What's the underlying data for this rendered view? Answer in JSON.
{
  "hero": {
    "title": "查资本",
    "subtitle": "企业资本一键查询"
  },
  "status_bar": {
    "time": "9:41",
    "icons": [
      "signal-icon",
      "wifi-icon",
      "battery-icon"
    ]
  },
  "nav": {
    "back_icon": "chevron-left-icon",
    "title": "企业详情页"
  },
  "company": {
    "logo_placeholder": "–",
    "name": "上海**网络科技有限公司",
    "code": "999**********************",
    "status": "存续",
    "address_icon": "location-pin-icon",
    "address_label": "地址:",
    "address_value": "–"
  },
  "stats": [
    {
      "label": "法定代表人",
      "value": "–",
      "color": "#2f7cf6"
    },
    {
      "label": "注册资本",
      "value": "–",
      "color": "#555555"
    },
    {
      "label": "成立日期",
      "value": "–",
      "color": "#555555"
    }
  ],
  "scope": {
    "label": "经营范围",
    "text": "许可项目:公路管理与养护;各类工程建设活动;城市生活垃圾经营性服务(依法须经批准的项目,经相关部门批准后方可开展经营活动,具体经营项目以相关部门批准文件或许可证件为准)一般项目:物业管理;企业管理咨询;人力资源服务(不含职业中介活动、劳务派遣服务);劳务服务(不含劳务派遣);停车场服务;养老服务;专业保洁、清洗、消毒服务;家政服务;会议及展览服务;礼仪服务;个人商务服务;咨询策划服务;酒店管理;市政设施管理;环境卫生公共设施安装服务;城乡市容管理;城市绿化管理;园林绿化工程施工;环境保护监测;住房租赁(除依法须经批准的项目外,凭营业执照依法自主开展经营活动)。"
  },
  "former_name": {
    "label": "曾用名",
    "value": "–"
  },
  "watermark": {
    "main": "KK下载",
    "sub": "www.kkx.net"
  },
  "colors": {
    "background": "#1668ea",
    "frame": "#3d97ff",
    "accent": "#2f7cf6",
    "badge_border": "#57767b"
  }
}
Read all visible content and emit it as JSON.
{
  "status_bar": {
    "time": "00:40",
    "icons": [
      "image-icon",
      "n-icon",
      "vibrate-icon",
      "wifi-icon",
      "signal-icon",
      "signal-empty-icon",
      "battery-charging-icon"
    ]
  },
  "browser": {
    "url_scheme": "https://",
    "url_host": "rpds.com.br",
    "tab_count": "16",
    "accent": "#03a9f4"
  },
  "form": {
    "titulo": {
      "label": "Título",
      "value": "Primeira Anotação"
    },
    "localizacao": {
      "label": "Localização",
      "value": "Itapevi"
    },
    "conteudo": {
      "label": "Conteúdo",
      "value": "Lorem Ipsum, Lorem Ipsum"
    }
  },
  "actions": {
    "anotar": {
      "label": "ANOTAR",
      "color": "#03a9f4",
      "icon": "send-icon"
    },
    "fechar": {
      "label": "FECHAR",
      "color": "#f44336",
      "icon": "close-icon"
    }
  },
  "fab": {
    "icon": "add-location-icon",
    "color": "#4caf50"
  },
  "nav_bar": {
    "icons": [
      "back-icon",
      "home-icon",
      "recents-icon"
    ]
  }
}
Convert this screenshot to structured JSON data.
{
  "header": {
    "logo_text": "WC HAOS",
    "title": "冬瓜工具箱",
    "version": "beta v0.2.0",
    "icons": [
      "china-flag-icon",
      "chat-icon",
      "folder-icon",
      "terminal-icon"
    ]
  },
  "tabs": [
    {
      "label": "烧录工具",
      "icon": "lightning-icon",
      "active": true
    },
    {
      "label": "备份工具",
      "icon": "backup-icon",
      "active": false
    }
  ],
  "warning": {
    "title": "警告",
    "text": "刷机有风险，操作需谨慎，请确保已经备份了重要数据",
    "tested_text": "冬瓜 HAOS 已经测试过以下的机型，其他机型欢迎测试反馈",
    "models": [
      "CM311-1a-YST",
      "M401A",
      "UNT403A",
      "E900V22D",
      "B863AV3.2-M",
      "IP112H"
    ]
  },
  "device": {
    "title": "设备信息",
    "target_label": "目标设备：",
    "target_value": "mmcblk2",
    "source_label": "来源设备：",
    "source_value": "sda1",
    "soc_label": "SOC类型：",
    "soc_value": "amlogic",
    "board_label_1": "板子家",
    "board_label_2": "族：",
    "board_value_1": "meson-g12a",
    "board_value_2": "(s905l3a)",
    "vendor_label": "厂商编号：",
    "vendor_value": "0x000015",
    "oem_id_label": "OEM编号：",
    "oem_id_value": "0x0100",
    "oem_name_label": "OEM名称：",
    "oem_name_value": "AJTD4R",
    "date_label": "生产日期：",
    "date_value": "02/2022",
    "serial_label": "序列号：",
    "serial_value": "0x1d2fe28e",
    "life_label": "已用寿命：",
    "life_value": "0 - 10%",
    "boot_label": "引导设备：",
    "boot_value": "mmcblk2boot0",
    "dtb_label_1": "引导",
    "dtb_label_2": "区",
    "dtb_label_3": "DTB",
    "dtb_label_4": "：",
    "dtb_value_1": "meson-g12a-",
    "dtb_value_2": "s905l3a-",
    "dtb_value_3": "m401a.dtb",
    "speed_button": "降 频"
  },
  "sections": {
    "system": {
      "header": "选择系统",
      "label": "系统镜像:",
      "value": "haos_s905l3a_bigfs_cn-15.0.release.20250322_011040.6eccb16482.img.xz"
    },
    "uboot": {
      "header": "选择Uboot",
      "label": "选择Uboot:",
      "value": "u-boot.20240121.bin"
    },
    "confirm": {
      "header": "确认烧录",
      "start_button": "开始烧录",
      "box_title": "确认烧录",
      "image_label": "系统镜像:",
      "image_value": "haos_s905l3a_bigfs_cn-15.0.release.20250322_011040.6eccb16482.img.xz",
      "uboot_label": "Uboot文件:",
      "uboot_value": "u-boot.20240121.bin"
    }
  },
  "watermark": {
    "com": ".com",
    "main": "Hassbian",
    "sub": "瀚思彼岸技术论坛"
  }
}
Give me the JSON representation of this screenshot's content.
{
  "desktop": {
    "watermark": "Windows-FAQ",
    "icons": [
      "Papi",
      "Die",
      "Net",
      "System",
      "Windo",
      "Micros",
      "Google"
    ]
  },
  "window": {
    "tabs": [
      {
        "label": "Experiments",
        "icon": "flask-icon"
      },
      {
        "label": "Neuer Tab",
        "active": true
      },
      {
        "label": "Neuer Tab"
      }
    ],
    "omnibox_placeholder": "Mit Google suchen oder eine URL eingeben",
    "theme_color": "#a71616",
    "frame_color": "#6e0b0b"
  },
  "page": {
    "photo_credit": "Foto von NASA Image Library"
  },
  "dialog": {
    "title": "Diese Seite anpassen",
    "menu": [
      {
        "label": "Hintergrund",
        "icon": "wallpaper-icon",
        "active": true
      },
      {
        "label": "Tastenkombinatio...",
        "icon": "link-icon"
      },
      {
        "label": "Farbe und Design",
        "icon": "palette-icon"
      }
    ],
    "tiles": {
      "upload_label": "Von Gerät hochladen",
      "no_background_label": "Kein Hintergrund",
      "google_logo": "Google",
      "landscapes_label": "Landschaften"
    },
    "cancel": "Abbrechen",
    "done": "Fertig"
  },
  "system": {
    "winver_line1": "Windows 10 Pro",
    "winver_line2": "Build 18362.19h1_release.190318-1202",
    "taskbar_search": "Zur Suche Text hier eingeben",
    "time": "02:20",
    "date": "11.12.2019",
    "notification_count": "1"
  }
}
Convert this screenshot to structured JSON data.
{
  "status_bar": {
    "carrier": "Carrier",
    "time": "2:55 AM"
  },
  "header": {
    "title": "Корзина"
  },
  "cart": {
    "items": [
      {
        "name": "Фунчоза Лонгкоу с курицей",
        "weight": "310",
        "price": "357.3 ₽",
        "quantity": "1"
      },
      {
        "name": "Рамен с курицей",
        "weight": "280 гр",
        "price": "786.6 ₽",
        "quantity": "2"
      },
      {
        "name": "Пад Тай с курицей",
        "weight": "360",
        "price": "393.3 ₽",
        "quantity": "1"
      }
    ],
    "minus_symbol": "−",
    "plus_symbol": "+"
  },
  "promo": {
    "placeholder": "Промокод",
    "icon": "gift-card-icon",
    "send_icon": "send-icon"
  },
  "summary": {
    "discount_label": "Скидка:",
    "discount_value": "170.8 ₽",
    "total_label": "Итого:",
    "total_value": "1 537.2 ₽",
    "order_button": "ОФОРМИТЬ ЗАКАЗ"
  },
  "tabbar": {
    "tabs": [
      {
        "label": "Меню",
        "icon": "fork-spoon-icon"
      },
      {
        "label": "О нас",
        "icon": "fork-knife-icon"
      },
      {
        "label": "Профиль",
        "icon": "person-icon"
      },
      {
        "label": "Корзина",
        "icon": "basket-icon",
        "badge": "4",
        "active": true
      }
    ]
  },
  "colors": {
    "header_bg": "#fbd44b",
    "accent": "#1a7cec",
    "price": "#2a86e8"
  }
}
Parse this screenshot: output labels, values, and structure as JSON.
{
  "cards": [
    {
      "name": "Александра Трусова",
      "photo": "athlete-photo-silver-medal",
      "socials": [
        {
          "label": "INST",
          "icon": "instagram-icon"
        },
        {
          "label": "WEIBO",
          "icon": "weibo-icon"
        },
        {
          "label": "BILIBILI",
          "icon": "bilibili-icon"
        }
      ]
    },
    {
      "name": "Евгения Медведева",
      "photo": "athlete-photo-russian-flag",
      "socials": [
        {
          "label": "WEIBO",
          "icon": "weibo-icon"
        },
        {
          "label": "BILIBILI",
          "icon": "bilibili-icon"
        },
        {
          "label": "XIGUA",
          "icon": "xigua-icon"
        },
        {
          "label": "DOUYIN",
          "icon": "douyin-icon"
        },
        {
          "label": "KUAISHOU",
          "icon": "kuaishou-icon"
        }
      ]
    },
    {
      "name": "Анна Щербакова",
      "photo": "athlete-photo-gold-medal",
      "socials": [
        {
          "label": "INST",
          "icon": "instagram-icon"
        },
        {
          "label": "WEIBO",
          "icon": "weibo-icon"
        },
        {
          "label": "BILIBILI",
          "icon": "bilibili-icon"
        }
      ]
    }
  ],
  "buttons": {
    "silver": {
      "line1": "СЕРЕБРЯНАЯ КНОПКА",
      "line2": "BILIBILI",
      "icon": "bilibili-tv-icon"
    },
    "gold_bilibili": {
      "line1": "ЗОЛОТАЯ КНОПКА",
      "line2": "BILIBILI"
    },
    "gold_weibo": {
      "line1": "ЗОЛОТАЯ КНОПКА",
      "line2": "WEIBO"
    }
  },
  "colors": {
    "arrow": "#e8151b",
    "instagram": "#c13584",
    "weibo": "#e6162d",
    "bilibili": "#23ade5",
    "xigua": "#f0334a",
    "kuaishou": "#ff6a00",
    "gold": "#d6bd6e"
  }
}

________________

## What is being asked
Of the lines in this listing, how many contain "time"? Reply with the number and nothing more.

## Response to the exercise
4